◆ EXERCISE AIM: Would you retype all of these records exactly?

-----

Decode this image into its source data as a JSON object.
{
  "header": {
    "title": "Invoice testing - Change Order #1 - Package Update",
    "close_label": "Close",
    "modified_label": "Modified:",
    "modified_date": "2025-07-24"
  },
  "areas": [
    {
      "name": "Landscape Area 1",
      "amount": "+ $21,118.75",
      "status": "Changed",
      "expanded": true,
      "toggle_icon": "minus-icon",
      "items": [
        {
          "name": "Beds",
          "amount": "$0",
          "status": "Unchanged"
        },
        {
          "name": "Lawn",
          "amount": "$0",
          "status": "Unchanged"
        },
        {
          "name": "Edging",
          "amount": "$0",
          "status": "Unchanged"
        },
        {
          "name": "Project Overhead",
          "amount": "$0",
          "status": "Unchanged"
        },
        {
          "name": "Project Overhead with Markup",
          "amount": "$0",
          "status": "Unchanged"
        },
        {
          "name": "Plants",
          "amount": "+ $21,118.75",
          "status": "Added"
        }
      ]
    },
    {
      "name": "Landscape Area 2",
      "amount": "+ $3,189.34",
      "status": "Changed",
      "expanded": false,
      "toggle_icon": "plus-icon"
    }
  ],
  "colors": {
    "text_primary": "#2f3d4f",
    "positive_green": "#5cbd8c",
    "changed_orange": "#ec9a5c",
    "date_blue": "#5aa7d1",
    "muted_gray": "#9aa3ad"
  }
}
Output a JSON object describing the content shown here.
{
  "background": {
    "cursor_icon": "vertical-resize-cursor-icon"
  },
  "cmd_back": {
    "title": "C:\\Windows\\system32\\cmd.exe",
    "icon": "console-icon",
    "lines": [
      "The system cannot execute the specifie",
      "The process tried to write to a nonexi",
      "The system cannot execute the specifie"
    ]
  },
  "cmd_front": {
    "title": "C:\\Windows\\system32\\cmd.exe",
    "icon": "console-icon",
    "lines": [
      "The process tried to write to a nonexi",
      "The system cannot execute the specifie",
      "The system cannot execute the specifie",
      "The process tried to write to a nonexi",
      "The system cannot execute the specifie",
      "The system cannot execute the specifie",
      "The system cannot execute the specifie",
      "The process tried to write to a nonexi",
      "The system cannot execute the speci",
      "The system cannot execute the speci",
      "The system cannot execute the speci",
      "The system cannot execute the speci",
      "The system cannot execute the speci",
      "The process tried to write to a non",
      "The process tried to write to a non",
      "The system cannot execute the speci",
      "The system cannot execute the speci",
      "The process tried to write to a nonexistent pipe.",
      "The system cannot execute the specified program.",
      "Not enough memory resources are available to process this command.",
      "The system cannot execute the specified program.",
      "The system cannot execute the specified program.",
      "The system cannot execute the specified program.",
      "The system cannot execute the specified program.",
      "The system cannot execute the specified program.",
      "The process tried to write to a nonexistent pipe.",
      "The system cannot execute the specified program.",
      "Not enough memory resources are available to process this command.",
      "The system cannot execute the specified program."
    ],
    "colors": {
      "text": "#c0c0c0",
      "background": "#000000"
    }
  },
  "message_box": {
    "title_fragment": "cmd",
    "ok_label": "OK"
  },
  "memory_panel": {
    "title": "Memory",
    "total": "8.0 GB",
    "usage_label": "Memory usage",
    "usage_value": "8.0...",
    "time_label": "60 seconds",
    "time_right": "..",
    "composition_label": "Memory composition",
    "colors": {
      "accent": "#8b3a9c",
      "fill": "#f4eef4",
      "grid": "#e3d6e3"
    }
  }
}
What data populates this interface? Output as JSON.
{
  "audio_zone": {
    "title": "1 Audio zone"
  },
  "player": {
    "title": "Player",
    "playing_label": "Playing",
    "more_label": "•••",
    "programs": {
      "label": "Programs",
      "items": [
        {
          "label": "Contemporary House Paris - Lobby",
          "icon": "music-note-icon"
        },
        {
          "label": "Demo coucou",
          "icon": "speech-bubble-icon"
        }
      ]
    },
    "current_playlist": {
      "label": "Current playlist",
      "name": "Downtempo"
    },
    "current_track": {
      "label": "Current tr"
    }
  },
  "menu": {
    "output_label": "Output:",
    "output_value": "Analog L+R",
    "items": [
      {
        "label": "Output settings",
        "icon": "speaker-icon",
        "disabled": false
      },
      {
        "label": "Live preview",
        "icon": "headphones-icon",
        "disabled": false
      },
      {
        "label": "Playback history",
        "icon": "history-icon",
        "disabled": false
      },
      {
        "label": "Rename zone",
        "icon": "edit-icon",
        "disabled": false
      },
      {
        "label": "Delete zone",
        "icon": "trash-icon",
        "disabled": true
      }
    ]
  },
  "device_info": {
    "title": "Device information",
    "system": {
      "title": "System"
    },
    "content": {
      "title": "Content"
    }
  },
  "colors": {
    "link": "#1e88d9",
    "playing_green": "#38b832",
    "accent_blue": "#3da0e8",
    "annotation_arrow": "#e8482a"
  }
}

-----

◆ RIGHT ANSWER:
Decode this image into its source data as a JSON object.
{
  "header": {
    "title": "Invoice testing - Change Order #1 - Package Update",
    "close_label": "Close",
    "modified_label": "Modified:",
    "modified_date": "2025-07-24"
  },
  "areas": [
    {
      "name": "Landscape Area 1",
      "amount": "+ $21,118.75",
      "status": "Changed",
      "expanded": true,
      "toggle_icon": "minus-icon",
      "items": [
        {
          "name": "Beds",
          "amount": "$0",
          "status": "Unchanged"
        },
        {
          "name": "Lawn",
          "amount": "$0",
          "status": "Unchanged"
        },
        {
          "name": "Edging",
          "amount": "$0",
          "status": "Unchanged"
        },
        {
          "name": "Project Overhead",
          "amount": "$0",
          "status": "Unchanged"
        },
        {
          "name": "Project Overhead with Markup",
          "amount": "$0",
          "status": "Unchanged"
        },
        {
          "name": "Plants",
          "amount": "+ $21,118.75",
          "status": "Added"
        }
      ]
    },
    {
      "name": "Landscape Area 2",
      "amount": "+ $3,189.34",
      "status": "Changed",
      "expanded": false,
      "toggle_icon": "plus-icon"
    }
  ],
  "colors": {
    "text_primary": "#2f3d4f",
    "positive_green": "#5cbd8c",
    "changed_orange": "#ec9a5c",
    "date_blue": "#5aa7d1",
    "muted_gray": "#9aa3ad"
  }
}
Output a JSON object describing the content shown here.
{
  "background": {
    "cursor_icon": "vertical-resize-cursor-icon"
  },
  "cmd_back": {
    "title": "C:\\Windows\\system32\\cmd.exe",
    "icon": "console-icon",
    "lines": [
      "The system cannot execute the specifie",
      "The process tried to write to a nonexi",
      "The system cannot execute the specifie"
    ]
  },
  "cmd_front": {
    "title": "C:\\Windows\\system32\\cmd.exe",
    "icon": "console-icon",
    "lines": [
      "The process tried to write to a nonexi",
      "The system cannot execute the specifie",
      "The system cannot execute the specifie",
      "The process tried to write to a nonexi",
      "The system cannot execute the specifie",
      "The system cannot execute the specifie",
      "The system cannot execute the specifie",
      "The process tried to write to a nonexi",
      "The system cannot execute the speci",
      "The system cannot execute the speci",
      "The system cannot execute the speci",
      "The system cannot execute the speci",
      "The system cannot execute the speci",
      "The process tried to write to a non",
      "The process tried to write to a non",
      "The system cannot execute the speci",
      "The system cannot execute the speci",
      "The process tried to write to a nonexistent pipe.",
      "The system cannot execute the specified program.",
      "Not enough memory resources are available to process this command.",
      "The system cannot execute the specified program.",
      "The system cannot execute the specified program.",
      "The system cannot execute the specified program.",
      "The system cannot execute the specified program.",
      "The system cannot execute the specified program.",
      "The process tried to write to a nonexistent pipe.",
      "The system cannot execute the specified program.",
      "Not enough memory resources are available to process this command.",
      "The system cannot execute the specified program."
    ],
    "colors": {
      "text": "#c0c0c0",
      "background": "#000000"
    }
  },
  "message_box": {
    "title_fragment": "cmd",
    "ok_label": "OK"
  },
  "memory_panel": {
    "title": "Memory",
    "total": "8.0 GB",
    "usage_label": "Memory usage",
    "usage_value": "8.0...",
    "time_label": "60 seconds",
    "time_right": "..",
    "composition_label": "Memory composition",
    "colors": {
      "accent": "#8b3a9c",
      "fill": "#f4eef4",
      "grid": "#e3d6e3"
    }
  }
}
What data populates this interface? Output as JSON.
{
  "audio_zone": {
    "title": "1 Audio zone"
  },
  "player": {
    "title": "Player",
    "playing_label": "Playing",
    "more_label": "•••",
    "programs": {
      "label": "Programs",
      "items": [
        {
          "label": "Contemporary House Paris - Lobby",
          "icon": "music-note-icon"
        },
        {
          "label": "Demo coucou",
          "icon": "speech-bubble-icon"
        }
      ]
    },
    "current_playlist": {
      "label": "Current playlist",
      "name": "Downtempo"
    },
    "current_track": {
      "label": "Current tr"
    }
  },
  "menu": {
    "output_label": "Output:",
    "output_value": "Analog L+R",
    "items": [
      {
        "label": "Output settings",
        "icon": "speaker-icon",
        "disabled": false
      },
      {
        "label": "Live preview",
        "icon": "headphones-icon",
        "disabled": false
      },
      {
        "label": "Playback history",
        "icon": "history-icon",
        "disabled": false
      },
      {
        "label": "Rename zone",
        "icon": "edit-icon",
        "disabled": false
      },
      {
        "label": "Delete zone",
        "icon": "trash-icon",
        "disabled": true
      }
    ]
  },
  "device_info": {
    "title": "Device information",
    "system": {
      "title": "System"
    },
    "content": {
      "title": "Content"
    }
  },
  "colors": {
    "link": "#1e88d9",
    "playing_green": "#38b832",
    "accent_blue": "#3da0e8",
    "annotation_arrow": "#e8482a"
  }
}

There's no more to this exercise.